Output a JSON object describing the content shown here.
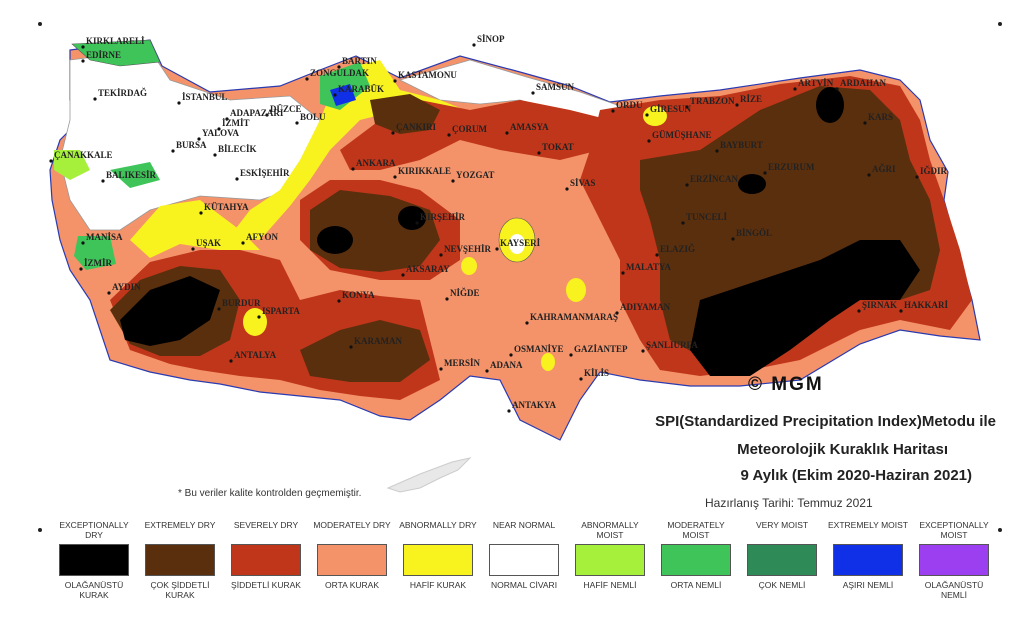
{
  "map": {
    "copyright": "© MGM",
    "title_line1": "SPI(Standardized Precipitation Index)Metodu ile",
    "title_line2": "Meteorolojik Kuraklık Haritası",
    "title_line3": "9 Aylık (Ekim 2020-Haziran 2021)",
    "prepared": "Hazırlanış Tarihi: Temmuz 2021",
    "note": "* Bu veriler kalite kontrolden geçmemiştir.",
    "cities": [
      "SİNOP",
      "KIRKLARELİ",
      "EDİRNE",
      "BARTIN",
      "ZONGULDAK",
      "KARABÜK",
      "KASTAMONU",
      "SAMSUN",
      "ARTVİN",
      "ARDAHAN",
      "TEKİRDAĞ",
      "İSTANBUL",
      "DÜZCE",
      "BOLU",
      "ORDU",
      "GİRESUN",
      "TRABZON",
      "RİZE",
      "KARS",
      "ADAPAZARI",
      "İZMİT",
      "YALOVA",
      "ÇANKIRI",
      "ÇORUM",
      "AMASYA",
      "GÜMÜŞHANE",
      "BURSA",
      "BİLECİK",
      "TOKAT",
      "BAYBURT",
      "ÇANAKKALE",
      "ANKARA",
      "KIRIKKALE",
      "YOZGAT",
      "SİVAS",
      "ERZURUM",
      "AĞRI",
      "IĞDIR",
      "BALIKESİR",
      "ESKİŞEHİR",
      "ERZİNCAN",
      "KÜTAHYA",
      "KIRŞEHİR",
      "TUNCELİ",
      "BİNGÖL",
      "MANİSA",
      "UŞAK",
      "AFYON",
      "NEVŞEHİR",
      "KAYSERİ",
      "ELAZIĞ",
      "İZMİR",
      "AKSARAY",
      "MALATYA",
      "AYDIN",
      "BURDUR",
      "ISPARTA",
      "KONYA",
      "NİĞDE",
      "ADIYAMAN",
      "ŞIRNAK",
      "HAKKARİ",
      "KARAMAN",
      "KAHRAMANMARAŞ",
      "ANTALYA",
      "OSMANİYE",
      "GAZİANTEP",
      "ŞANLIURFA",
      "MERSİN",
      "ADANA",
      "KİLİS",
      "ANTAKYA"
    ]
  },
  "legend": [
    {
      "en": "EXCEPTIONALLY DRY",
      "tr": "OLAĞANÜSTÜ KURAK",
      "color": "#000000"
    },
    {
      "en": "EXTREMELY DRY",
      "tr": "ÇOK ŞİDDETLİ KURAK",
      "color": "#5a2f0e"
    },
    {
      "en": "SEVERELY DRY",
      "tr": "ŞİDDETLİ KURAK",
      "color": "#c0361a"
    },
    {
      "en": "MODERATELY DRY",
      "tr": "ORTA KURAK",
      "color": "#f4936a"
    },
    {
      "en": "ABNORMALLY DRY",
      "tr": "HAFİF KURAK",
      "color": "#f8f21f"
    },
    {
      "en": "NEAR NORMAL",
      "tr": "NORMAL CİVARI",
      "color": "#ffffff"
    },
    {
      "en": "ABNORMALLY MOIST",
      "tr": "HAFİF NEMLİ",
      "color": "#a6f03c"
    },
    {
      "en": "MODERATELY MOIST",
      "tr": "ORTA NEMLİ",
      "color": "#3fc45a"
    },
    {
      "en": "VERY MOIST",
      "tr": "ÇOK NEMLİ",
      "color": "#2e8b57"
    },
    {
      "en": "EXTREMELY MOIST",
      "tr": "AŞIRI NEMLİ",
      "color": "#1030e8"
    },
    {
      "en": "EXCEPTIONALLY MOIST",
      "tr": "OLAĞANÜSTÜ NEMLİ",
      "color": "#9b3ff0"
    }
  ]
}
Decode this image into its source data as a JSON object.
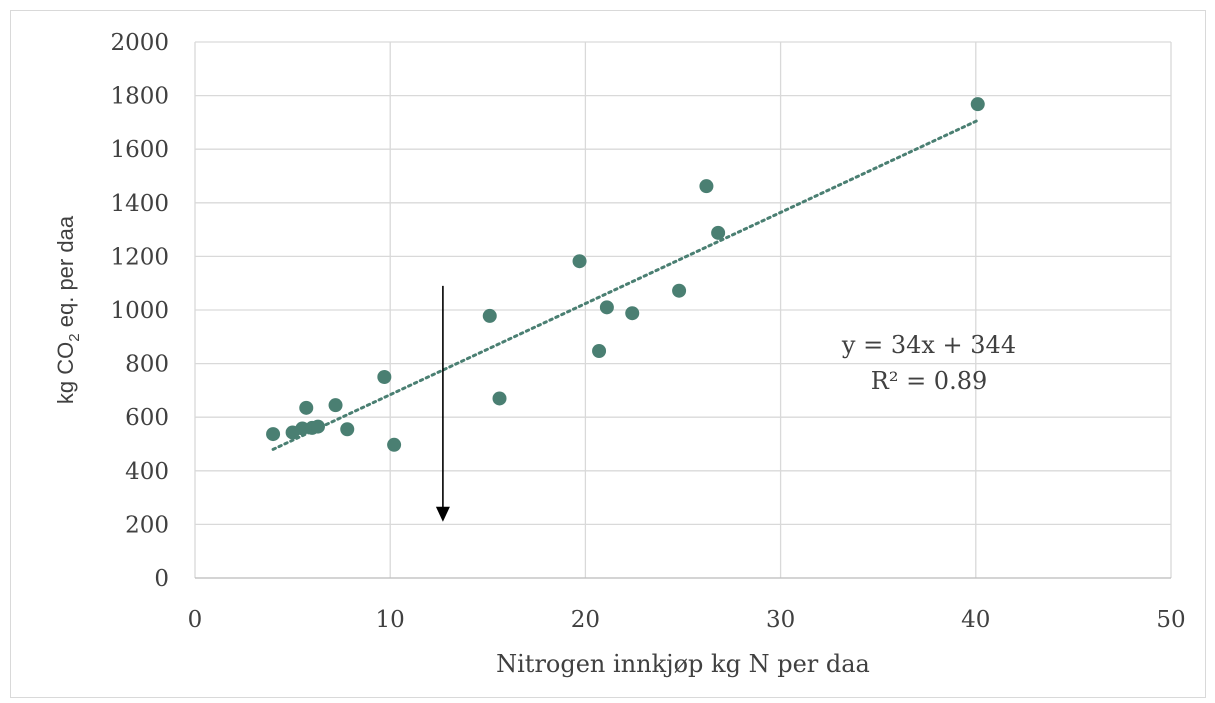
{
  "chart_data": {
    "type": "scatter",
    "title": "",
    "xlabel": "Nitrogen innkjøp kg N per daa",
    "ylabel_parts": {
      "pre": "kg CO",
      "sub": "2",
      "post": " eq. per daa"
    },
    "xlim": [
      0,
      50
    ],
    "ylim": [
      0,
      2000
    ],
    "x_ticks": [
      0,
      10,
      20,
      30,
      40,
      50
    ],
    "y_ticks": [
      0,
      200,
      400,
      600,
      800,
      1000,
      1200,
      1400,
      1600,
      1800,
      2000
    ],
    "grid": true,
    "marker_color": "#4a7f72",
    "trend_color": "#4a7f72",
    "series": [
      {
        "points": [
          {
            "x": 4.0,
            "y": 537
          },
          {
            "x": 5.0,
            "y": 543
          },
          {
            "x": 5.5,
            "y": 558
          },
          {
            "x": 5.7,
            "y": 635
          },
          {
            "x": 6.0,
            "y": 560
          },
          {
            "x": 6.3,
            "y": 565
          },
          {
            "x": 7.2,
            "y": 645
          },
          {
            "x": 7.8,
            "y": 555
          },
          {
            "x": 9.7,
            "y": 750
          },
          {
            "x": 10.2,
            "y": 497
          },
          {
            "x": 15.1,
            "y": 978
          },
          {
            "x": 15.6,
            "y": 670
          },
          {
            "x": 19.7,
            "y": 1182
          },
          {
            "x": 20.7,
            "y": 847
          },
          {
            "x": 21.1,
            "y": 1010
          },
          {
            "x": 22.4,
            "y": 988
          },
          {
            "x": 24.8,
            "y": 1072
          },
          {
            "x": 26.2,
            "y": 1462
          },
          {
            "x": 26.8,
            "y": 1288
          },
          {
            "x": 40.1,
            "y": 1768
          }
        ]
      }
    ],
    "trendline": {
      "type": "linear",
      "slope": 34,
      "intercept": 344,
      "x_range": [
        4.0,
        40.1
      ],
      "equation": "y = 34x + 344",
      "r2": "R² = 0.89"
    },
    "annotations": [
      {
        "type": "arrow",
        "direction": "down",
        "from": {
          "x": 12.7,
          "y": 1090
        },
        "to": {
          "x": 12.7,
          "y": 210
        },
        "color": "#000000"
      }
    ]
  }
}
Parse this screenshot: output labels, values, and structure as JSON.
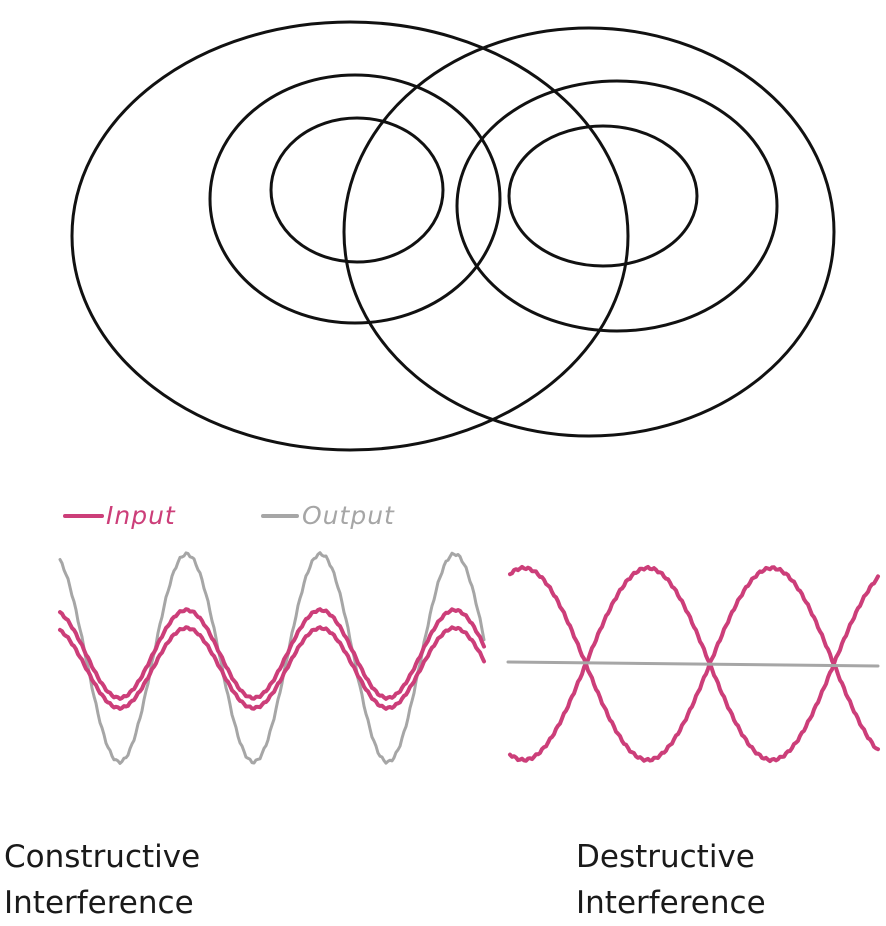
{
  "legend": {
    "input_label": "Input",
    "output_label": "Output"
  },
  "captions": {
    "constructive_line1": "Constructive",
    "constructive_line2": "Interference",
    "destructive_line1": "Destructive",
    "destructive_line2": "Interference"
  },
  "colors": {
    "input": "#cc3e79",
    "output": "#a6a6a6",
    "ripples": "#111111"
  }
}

### TASK BRIEF
Look for the word "this" in every line of the listing and copy the lines that have it.

### FINAL ANSWER
Decode this image into its source data as a JSON object.
Parse this screenshot: output labels, values, and structure as JSON.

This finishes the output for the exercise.